• _Directions for this task_: Here are some records. Copy each one exactly.

• _Provided entries_:
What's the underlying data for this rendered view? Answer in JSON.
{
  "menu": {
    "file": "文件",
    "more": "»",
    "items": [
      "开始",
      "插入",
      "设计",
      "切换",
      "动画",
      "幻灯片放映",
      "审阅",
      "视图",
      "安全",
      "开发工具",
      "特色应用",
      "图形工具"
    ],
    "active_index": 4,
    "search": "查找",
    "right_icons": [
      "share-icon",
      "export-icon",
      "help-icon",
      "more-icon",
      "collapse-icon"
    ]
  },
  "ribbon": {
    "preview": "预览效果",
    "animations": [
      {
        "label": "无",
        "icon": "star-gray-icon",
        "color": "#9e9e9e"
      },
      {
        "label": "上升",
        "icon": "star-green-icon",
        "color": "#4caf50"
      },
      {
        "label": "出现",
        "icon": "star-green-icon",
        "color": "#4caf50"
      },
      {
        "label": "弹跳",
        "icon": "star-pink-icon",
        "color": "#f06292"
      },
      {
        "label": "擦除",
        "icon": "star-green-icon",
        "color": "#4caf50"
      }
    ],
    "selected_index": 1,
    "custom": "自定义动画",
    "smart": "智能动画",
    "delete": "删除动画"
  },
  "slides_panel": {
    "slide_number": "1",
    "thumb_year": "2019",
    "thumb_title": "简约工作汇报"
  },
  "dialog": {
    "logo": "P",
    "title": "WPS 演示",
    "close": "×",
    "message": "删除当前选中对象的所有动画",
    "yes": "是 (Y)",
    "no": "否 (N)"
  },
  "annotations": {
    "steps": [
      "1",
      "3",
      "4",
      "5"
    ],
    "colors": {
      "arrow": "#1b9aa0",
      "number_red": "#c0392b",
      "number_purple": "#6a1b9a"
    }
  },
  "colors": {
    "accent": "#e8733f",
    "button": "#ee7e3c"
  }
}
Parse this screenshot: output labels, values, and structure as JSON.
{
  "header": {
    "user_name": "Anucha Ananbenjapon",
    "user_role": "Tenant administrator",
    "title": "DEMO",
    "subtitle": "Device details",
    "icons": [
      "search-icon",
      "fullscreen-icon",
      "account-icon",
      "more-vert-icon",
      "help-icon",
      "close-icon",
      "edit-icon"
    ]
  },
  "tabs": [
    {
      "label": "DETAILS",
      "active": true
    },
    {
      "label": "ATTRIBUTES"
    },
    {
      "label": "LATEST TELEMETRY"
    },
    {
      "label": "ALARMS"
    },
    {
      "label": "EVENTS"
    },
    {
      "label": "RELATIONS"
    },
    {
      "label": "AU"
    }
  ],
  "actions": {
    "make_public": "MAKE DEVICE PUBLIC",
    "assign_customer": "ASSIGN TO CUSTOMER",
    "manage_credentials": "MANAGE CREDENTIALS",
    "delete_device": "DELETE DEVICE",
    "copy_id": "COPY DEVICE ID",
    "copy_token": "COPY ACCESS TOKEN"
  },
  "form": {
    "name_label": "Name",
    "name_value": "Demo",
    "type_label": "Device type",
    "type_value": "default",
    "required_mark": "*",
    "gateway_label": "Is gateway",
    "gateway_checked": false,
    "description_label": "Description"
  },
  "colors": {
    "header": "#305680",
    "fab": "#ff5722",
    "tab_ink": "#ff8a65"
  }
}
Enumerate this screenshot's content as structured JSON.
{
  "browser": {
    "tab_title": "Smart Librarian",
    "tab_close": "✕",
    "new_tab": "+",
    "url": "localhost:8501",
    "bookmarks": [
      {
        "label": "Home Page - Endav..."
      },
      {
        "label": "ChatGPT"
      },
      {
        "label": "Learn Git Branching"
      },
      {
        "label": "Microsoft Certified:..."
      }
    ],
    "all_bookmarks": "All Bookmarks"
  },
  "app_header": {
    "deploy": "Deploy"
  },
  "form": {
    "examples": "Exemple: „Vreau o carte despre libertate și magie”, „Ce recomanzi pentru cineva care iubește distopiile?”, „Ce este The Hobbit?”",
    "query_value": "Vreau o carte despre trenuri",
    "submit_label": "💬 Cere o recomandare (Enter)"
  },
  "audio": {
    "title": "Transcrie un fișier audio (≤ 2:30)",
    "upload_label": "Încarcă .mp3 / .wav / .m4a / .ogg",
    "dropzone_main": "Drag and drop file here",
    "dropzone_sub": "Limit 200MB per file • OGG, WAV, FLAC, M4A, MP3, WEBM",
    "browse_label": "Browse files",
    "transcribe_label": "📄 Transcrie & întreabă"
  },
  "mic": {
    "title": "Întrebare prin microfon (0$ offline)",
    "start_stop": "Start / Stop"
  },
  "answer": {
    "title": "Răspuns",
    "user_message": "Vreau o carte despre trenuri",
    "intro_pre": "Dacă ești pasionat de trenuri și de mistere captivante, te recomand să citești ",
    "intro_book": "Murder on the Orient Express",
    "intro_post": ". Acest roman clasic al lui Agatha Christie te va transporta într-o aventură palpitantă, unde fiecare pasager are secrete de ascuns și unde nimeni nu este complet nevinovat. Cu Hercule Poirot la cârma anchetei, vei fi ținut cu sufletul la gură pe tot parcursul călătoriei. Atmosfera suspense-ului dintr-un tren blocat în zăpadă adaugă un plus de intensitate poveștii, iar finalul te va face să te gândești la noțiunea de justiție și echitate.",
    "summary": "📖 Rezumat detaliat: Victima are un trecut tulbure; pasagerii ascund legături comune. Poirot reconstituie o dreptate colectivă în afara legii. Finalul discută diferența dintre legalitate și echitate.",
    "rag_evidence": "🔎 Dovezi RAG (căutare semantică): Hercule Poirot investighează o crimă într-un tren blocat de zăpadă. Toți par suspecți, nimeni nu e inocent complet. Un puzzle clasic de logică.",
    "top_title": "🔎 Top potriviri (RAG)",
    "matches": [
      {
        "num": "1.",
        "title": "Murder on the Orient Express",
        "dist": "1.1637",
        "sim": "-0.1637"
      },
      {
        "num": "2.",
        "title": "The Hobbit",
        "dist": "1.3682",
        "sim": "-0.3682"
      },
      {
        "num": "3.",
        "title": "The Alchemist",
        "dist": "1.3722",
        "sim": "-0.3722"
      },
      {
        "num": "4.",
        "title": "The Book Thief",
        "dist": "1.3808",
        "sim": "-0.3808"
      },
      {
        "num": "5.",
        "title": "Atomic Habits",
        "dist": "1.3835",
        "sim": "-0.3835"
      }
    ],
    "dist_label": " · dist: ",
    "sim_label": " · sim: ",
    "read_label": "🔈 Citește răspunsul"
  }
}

• _Result of the exercise_:
What's the underlying data for this rendered view? Answer in JSON.
{
  "menu": {
    "file": "文件",
    "more": "»",
    "items": [
      "开始",
      "插入",
      "设计",
      "切换",
      "动画",
      "幻灯片放映",
      "审阅",
      "视图",
      "安全",
      "开发工具",
      "特色应用",
      "图形工具"
    ],
    "active_index": 4,
    "search": "查找",
    "right_icons": [
      "share-icon",
      "export-icon",
      "help-icon",
      "more-icon",
      "collapse-icon"
    ]
  },
  "ribbon": {
    "preview": "预览效果",
    "animations": [
      {
        "label": "无",
        "icon": "star-gray-icon",
        "color": "#9e9e9e"
      },
      {
        "label": "上升",
        "icon": "star-green-icon",
        "color": "#4caf50"
      },
      {
        "label": "出现",
        "icon": "star-green-icon",
        "color": "#4caf50"
      },
      {
        "label": "弹跳",
        "icon": "star-pink-icon",
        "color": "#f06292"
      },
      {
        "label": "擦除",
        "icon": "star-green-icon",
        "color": "#4caf50"
      }
    ],
    "selected_index": 1,
    "custom": "自定义动画",
    "smart": "智能动画",
    "delete": "删除动画"
  },
  "slides_panel": {
    "slide_number": "1",
    "thumb_year": "2019",
    "thumb_title": "简约工作汇报"
  },
  "dialog": {
    "logo": "P",
    "title": "WPS 演示",
    "close": "×",
    "message": "删除当前选中对象的所有动画",
    "yes": "是 (Y)",
    "no": "否 (N)"
  },
  "annotations": {
    "steps": [
      "1",
      "3",
      "4",
      "5"
    ],
    "colors": {
      "arrow": "#1b9aa0",
      "number_red": "#c0392b",
      "number_purple": "#6a1b9a"
    }
  },
  "colors": {
    "accent": "#e8733f",
    "button": "#ee7e3c"
  }
}
Parse this screenshot: output labels, values, and structure as JSON.
{
  "header": {
    "user_name": "Anucha Ananbenjapon",
    "user_role": "Tenant administrator",
    "title": "DEMO",
    "subtitle": "Device details",
    "icons": [
      "search-icon",
      "fullscreen-icon",
      "account-icon",
      "more-vert-icon",
      "help-icon",
      "close-icon",
      "edit-icon"
    ]
  },
  "tabs": [
    {
      "label": "DETAILS",
      "active": true
    },
    {
      "label": "ATTRIBUTES"
    },
    {
      "label": "LATEST TELEMETRY"
    },
    {
      "label": "ALARMS"
    },
    {
      "label": "EVENTS"
    },
    {
      "label": "RELATIONS"
    },
    {
      "label": "AU"
    }
  ],
  "actions": {
    "make_public": "MAKE DEVICE PUBLIC",
    "assign_customer": "ASSIGN TO CUSTOMER",
    "manage_credentials": "MANAGE CREDENTIALS",
    "delete_device": "DELETE DEVICE",
    "copy_id": "COPY DEVICE ID",
    "copy_token": "COPY ACCESS TOKEN"
  },
  "form": {
    "name_label": "Name",
    "name_value": "Demo",
    "type_label": "Device type",
    "type_value": "default",
    "required_mark": "*",
    "gateway_label": "Is gateway",
    "gateway_checked": false,
    "description_label": "Description"
  },
  "colors": {
    "header": "#305680",
    "fab": "#ff5722",
    "tab_ink": "#ff8a65"
  }
}
Enumerate this screenshot's content as structured JSON.
{
  "browser": {
    "tab_title": "Smart Librarian",
    "tab_close": "✕",
    "new_tab": "+",
    "url": "localhost:8501",
    "bookmarks": [
      {
        "label": "Home Page - Endav..."
      },
      {
        "label": "ChatGPT"
      },
      {
        "label": "Learn Git Branching"
      },
      {
        "label": "Microsoft Certified:..."
      }
    ],
    "all_bookmarks": "All Bookmarks"
  },
  "app_header": {
    "deploy": "Deploy"
  },
  "form": {
    "examples": "Exemple: „Vreau o carte despre libertate și magie”, „Ce recomanzi pentru cineva care iubește distopiile?”, „Ce este The Hobbit?”",
    "query_value": "Vreau o carte despre trenuri",
    "submit_label": "💬 Cere o recomandare (Enter)"
  },
  "audio": {
    "title": "Transcrie un fișier audio (≤ 2:30)",
    "upload_label": "Încarcă .mp3 / .wav / .m4a / .ogg",
    "dropzone_main": "Drag and drop file here",
    "dropzone_sub": "Limit 200MB per file • OGG, WAV, FLAC, M4A, MP3, WEBM",
    "browse_label": "Browse files",
    "transcribe_label": "📄 Transcrie & întreabă"
  },
  "mic": {
    "title": "Întrebare prin microfon (0$ offline)",
    "start_stop": "Start / Stop"
  },
  "answer": {
    "title": "Răspuns",
    "user_message": "Vreau o carte despre trenuri",
    "intro_pre": "Dacă ești pasionat de trenuri și de mistere captivante, te recomand să citești ",
    "intro_book": "Murder on the Orient Express",
    "intro_post": ". Acest roman clasic al lui Agatha Christie te va transporta într-o aventură palpitantă, unde fiecare pasager are secrete de ascuns și unde nimeni nu este complet nevinovat. Cu Hercule Poirot la cârma anchetei, vei fi ținut cu sufletul la gură pe tot parcursul călătoriei. Atmosfera suspense-ului dintr-un tren blocat în zăpadă adaugă un plus de intensitate poveștii, iar finalul te va face să te gândești la noțiunea de justiție și echitate.",
    "summary": "📖 Rezumat detaliat: Victima are un trecut tulbure; pasagerii ascund legături comune. Poirot reconstituie o dreptate colectivă în afara legii. Finalul discută diferența dintre legalitate și echitate.",
    "rag_evidence": "🔎 Dovezi RAG (căutare semantică): Hercule Poirot investighează o crimă într-un tren blocat de zăpadă. Toți par suspecți, nimeni nu e inocent complet. Un puzzle clasic de logică.",
    "top_title": "🔎 Top potriviri (RAG)",
    "matches": [
      {
        "num": "1.",
        "title": "Murder on the Orient Express",
        "dist": "1.1637",
        "sim": "-0.1637"
      },
      {
        "num": "2.",
        "title": "The Hobbit",
        "dist": "1.3682",
        "sim": "-0.3682"
      },
      {
        "num": "3.",
        "title": "The Alchemist",
        "dist": "1.3722",
        "sim": "-0.3722"
      },
      {
        "num": "4.",
        "title": "The Book Thief",
        "dist": "1.3808",
        "sim": "-0.3808"
      },
      {
        "num": "5.",
        "title": "Atomic Habits",
        "dist": "1.3835",
        "sim": "-0.3835"
      }
    ],
    "dist_label": " · dist: ",
    "sim_label": " · sim: ",
    "read_label": "🔈 Citește răspunsul"
  }
}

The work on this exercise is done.